Take every line from the listing below that contains "Nassschneiden".

Collected data:
__________

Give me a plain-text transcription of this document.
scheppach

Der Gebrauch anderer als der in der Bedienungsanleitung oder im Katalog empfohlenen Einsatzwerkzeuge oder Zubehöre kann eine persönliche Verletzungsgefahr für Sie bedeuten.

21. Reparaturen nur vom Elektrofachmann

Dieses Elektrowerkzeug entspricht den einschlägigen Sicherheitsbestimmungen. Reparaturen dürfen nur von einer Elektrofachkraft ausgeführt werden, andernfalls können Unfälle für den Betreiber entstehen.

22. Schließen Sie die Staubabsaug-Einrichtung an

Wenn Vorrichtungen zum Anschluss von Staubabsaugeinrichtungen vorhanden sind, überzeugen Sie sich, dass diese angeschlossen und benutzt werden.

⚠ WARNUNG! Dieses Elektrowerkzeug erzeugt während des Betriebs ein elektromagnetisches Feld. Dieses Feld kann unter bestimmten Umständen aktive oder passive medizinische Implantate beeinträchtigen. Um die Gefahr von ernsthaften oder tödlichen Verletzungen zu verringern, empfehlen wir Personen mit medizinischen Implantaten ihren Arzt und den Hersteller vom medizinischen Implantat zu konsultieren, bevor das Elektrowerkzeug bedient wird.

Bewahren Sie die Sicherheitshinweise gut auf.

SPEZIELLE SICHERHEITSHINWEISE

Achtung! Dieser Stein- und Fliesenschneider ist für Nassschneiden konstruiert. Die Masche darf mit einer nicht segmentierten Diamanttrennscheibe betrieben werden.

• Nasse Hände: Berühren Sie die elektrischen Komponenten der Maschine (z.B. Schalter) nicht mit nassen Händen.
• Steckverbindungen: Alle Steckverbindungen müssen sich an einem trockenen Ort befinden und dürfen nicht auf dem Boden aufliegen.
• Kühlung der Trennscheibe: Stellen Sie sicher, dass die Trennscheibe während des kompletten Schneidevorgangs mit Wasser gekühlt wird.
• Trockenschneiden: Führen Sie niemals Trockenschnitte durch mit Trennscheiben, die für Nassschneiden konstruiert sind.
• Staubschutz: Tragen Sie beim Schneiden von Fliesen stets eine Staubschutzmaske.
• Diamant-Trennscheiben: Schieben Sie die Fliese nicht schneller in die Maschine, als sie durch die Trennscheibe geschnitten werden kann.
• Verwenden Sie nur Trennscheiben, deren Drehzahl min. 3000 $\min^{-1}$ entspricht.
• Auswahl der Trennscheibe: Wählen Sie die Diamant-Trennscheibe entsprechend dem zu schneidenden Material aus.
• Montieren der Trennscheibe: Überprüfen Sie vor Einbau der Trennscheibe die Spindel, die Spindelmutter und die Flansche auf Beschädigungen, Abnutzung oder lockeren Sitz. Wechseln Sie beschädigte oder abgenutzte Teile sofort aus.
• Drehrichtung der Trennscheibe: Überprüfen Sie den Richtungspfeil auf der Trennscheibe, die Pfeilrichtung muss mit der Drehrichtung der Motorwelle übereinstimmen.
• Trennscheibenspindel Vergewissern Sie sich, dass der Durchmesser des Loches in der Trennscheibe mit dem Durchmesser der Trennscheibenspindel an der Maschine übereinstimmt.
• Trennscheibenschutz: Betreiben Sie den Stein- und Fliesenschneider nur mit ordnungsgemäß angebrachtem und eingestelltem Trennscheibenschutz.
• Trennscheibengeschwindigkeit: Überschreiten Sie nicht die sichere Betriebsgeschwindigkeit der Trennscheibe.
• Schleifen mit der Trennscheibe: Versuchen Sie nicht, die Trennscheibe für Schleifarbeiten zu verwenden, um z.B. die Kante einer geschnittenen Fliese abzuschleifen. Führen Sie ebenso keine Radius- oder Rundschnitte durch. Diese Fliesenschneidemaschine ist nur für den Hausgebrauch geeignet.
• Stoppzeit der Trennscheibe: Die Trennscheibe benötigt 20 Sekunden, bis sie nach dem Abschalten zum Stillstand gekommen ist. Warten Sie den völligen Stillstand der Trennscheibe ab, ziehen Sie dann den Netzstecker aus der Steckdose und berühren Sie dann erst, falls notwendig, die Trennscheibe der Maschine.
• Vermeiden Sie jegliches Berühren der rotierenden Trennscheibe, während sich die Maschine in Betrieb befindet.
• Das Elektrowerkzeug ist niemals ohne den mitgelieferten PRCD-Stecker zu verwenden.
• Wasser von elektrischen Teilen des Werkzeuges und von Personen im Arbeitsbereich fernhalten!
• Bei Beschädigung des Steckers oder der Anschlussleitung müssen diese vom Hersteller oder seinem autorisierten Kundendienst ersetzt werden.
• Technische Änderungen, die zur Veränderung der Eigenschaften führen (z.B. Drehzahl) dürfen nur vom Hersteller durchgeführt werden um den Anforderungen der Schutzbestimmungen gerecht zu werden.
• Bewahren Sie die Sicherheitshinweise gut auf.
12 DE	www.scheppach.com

__________

● ANSWER:
Achtung! Dieser Stein- und Fliesenschneider ist für Nassschneiden konstruiert. Die Masche darf mit einer nicht segmentierten Diamanttrennscheibe betrieben werden.
• Trockenschneiden: Führen Sie niemals Trockenschnitte durch mit Trennscheiben, die für Nassschneiden konstruiert sind.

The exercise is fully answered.